**Exercise details**
Sort through the listing below and keep each line with the word "pistachios". Copy those.

**Data provided**
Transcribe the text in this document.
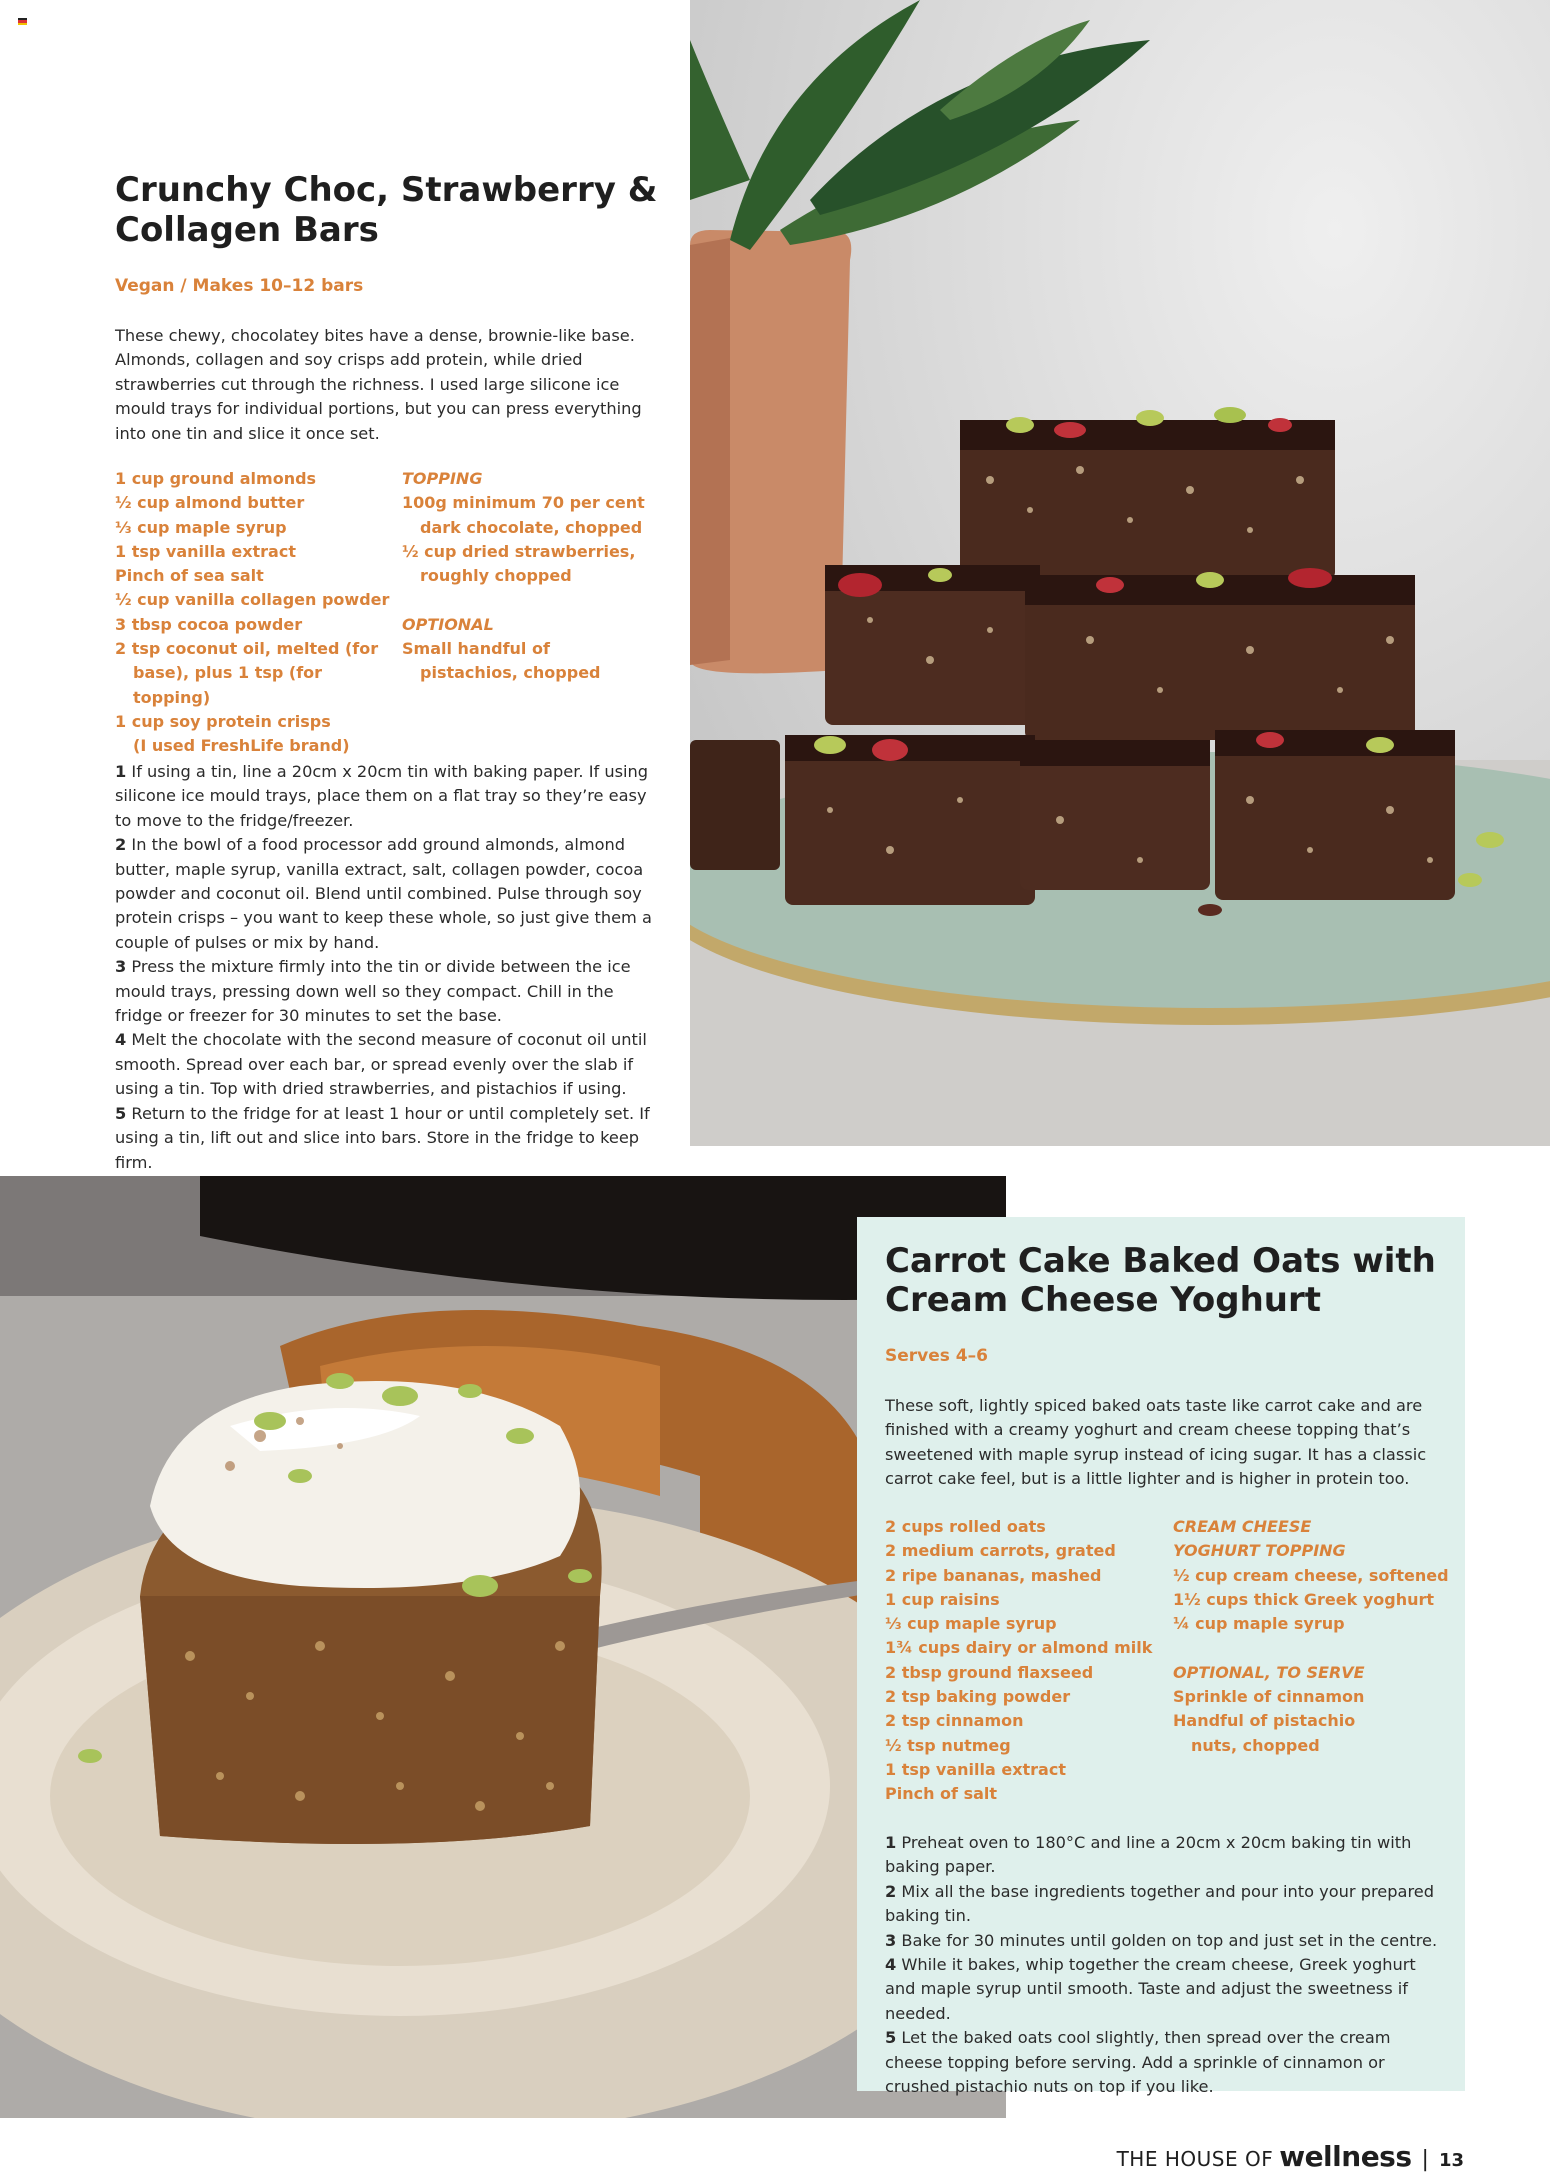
Crunchy Choc, Strawberry & Collagen Bars
Vegan / Makes 10–12 bars
These chewy, chocolatey bites have a dense, brownie-like base. Almonds, collagen and soy crisps add protein, while dried strawberries cut through the richness. I used large silicone ice mould trays for individual portions, but you can press everything into one tin and slice it once set.
1 cup ground almonds
½ cup almond butter
⅓ cup maple syrup
1 tsp vanilla extract
Pinch of sea salt
½ cup vanilla collagen powder
3 tbsp cocoa powder
2 tsp coconut oil, melted (for
base), plus 1 tsp (for topping)
1 cup soy protein crisps
(I used FreshLife brand)
TOPPING
100g minimum 70 per cent
dark chocolate, chopped
½ cup dried strawberries,
roughly chopped
OPTIONAL
Small handful of
pistachios, chopped

1 If using a tin, line a 20cm x 20cm tin with baking paper. If using silicone ice mould trays, place them on a flat tray so they’re easy to move to the fridge/freezer.

2 In the bowl of a food processor add ground almonds, almond butter, maple syrup, vanilla extract, salt, collagen powder, cocoa powder and coconut oil. Blend until combined. Pulse through soy protein crisps – you want to keep these whole, so just give them a couple of pulses or mix by hand.

3 Press the mixture firmly into the tin or divide between the ice mould trays, pressing down well so they compact. Chill in the fridge or freezer for 30 minutes to set the base.

4 Melt the chocolate with the second measure of coconut oil until smooth. Spread over each bar, or spread evenly over the slab if using a tin. Top with dried strawberries, and pistachios if using.

5 Return to the fridge for at least 1 hour or until completely set. If using a tin, lift out and slice into bars. Store in the fridge to keep firm.

Carrot Cake Baked Oats with Cream Cheese Yoghurt
Serves 4–6
These soft, lightly spiced baked oats taste like carrot cake and are finished with a creamy yoghurt and cream cheese topping that’s sweetened with maple syrup instead of icing sugar. It has a classic carrot cake feel, but is a little lighter and is higher in protein too.
2 cups rolled oats
2 medium carrots, grated
2 ripe bananas, mashed
1 cup raisins
⅓ cup maple syrup
1¾ cups dairy or almond milk
2 tbsp ground flaxseed
2 tsp baking powder
2 tsp cinnamon
½ tsp nutmeg
1 tsp vanilla extract
Pinch of salt
CREAM CHEESE
YOGHURT TOPPING
½ cup cream cheese, softened
1½ cups thick Greek yoghurt
¼ cup maple syrup
OPTIONAL, TO SERVE
Sprinkle of cinnamon
Handful of pistachio
nuts, chopped

1 Preheat oven to 180°C and line a 20cm x 20cm baking tin with baking paper.

2 Mix all the base ingredients together and pour into your prepared baking tin.

3 Bake for 30 minutes until golden on top and just set in the centre.

4 While it bakes, whip together the cream cheese, Greek yoghurt and maple syrup until smooth. Taste and adjust the sweetness if needed.

5 Let the baked oats cool slightly, then spread over the cream cheese topping before serving. Add a sprinkle of cinnamon or crushed pistachio nuts on top if you like.

THE HOUSE OF wellness | 13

**Reply to the exercise**
pistachios, chopped
4 Melt the chocolate with the second measure of coconut oil until smooth. Spread over each bar, or spread evenly over the slab if using a tin. Top with dried strawberries, and pistachios if using.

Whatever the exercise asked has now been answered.